(Chart and figure data)

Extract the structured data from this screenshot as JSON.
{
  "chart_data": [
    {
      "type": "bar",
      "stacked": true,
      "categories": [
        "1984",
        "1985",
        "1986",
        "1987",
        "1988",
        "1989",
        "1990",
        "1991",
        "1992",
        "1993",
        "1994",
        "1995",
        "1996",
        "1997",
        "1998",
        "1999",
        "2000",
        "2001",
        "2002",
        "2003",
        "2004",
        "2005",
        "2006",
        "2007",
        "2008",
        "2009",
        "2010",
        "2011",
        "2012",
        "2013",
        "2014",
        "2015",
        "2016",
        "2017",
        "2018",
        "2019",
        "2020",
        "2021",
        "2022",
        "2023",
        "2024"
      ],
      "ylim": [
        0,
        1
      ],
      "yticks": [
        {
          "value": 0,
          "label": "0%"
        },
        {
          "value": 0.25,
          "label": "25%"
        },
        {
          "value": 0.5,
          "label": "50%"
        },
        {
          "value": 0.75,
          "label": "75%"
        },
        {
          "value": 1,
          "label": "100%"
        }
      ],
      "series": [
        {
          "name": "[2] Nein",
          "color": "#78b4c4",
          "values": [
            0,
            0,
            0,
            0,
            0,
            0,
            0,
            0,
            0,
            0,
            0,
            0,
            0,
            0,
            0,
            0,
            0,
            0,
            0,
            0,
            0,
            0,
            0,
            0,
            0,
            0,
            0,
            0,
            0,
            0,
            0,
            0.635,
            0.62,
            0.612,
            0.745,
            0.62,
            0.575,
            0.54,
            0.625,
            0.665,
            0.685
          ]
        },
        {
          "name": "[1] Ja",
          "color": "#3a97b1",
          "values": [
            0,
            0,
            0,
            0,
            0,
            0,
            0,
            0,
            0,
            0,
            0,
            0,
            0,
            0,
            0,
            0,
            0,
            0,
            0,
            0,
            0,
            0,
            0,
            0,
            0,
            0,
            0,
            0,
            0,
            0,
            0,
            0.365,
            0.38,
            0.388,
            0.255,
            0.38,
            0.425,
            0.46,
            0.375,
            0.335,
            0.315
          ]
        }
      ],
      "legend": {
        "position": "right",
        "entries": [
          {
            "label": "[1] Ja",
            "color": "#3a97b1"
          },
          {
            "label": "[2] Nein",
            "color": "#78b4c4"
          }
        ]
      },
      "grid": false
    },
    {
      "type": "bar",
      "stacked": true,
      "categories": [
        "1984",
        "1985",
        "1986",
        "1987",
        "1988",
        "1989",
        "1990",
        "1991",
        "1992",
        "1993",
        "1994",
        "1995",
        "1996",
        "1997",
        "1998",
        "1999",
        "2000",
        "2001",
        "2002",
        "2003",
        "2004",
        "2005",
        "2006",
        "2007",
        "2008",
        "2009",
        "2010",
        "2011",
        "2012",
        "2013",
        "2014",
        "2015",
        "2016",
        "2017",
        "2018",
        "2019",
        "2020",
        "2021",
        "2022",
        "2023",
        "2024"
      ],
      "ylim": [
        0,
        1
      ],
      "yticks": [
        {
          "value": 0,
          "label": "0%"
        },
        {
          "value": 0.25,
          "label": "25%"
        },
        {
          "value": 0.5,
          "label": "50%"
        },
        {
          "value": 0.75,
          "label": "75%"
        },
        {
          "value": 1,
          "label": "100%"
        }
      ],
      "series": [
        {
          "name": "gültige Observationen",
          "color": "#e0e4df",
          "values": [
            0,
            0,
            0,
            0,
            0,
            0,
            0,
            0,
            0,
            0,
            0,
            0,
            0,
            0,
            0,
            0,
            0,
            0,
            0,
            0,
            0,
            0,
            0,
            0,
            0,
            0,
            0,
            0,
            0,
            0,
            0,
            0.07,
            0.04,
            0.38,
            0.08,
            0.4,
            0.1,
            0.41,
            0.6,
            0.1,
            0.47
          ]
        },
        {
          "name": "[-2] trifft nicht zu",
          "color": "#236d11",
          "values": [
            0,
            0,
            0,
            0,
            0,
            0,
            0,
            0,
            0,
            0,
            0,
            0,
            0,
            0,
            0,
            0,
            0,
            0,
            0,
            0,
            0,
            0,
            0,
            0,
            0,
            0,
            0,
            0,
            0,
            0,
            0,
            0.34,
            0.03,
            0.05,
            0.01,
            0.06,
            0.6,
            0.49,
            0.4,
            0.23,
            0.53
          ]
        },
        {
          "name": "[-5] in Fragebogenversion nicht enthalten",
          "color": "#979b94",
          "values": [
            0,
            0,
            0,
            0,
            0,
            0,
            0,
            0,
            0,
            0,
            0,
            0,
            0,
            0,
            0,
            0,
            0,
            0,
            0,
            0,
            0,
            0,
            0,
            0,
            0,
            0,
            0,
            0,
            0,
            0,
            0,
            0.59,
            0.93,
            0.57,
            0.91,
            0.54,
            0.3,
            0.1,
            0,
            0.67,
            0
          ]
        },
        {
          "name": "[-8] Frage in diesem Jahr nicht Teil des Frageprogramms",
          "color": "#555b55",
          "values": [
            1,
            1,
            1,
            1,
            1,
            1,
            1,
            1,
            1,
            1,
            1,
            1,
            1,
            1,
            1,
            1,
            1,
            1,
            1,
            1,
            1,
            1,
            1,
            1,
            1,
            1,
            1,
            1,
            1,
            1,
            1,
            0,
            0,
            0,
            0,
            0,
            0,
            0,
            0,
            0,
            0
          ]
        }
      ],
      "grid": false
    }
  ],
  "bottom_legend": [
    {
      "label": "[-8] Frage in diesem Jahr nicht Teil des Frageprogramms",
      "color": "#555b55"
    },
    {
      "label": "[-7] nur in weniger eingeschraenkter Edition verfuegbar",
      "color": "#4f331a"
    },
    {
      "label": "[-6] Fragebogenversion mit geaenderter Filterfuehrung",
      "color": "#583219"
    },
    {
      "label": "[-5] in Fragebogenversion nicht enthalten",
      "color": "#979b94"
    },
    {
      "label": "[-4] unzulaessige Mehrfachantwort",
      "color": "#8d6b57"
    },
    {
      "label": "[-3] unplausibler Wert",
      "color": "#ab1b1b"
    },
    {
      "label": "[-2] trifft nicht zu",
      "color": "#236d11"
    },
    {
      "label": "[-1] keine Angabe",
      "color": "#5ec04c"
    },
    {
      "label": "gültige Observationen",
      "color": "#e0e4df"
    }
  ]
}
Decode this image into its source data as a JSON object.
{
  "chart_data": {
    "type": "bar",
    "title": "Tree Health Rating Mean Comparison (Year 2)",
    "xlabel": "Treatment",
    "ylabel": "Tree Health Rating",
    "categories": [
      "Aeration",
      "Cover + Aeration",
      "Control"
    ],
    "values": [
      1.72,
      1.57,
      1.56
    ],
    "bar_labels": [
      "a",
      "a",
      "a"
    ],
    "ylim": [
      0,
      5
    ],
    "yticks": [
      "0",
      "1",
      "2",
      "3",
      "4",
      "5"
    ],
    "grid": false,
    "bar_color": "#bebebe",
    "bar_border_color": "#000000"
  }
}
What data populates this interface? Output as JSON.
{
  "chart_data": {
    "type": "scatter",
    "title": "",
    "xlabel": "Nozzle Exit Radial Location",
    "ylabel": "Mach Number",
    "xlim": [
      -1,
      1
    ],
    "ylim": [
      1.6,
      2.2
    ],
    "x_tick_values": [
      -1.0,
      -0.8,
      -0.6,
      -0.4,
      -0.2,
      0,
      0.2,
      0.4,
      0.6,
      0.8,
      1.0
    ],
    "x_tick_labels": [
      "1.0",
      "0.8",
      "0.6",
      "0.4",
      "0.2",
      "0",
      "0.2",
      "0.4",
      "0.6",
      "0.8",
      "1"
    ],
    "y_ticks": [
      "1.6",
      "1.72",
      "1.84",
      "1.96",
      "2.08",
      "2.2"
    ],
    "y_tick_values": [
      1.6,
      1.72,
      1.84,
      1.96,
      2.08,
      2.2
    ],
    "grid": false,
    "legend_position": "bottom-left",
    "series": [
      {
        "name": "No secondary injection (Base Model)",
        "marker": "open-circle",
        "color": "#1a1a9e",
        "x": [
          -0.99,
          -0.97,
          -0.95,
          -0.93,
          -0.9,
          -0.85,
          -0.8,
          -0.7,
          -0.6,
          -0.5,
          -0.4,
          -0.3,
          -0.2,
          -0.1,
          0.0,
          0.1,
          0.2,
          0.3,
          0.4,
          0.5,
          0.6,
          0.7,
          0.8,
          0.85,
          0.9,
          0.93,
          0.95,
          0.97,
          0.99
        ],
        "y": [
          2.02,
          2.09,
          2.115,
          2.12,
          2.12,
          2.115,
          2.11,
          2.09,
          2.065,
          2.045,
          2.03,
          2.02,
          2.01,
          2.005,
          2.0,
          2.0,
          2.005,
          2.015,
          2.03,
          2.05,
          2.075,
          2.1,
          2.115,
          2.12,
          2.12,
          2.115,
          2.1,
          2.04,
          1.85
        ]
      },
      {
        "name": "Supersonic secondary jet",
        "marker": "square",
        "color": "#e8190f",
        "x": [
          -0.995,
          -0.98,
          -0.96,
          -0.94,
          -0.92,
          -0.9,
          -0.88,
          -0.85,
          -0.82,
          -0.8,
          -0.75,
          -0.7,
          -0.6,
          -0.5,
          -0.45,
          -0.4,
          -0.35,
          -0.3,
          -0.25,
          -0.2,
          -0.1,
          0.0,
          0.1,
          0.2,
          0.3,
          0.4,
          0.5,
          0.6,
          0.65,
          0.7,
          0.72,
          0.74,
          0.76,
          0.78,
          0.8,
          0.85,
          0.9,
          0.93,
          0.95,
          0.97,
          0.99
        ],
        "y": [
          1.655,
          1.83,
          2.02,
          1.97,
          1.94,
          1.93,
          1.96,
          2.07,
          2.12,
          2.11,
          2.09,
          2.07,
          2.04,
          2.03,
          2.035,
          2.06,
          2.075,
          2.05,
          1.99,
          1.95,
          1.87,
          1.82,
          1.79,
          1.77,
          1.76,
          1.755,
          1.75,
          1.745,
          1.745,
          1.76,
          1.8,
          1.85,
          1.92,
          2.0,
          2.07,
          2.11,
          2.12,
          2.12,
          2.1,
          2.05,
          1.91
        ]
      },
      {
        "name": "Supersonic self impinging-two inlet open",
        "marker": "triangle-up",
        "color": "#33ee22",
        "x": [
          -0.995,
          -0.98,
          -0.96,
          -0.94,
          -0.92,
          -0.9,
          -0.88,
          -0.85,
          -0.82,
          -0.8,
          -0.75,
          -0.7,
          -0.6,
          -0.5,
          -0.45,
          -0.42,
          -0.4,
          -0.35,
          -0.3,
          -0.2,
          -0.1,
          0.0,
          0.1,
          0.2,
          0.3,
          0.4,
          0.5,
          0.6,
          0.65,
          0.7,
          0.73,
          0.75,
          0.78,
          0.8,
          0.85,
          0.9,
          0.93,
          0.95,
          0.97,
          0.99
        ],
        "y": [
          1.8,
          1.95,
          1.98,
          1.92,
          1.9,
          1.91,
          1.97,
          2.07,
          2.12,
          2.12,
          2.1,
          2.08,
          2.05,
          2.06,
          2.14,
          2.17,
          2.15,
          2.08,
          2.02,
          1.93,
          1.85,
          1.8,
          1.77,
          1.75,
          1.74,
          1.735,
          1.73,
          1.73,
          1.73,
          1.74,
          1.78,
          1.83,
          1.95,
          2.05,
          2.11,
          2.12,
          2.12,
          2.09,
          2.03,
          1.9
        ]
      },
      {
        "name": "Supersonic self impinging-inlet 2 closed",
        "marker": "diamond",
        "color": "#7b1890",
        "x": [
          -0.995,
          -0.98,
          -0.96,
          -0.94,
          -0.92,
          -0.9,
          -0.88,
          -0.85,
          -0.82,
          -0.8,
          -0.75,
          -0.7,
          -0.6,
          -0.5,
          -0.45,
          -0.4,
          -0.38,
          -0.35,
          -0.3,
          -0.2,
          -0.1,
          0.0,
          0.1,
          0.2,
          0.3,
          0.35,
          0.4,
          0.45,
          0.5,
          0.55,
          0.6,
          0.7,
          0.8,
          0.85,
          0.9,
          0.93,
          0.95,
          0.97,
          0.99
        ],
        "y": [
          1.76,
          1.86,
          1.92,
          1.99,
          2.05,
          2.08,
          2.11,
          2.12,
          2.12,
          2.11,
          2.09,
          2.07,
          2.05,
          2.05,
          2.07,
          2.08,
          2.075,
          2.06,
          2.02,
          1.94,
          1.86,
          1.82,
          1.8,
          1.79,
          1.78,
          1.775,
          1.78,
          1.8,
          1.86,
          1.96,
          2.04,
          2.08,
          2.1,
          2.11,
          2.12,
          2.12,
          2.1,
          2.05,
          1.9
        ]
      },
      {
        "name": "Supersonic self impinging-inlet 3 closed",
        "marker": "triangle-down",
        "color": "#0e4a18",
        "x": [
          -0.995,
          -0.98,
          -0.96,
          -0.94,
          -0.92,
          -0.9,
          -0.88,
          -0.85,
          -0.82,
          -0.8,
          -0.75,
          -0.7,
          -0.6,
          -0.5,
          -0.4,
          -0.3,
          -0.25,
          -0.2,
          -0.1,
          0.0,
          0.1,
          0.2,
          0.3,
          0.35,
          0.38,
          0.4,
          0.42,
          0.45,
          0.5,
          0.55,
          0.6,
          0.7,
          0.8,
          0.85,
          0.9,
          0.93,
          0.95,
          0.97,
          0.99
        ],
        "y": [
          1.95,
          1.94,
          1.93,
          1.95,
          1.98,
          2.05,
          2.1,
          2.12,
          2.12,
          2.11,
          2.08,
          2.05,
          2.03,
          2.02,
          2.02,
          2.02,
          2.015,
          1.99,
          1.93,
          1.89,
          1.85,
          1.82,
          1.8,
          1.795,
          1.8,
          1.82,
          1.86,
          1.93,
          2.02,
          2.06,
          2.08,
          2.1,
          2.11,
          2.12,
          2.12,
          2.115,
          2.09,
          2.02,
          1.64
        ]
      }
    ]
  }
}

Do this: Identify the lines above that contain the word "triangle", then copy them.

Exercise response:
        "marker": "triangle-up",
        "marker": "triangle-down",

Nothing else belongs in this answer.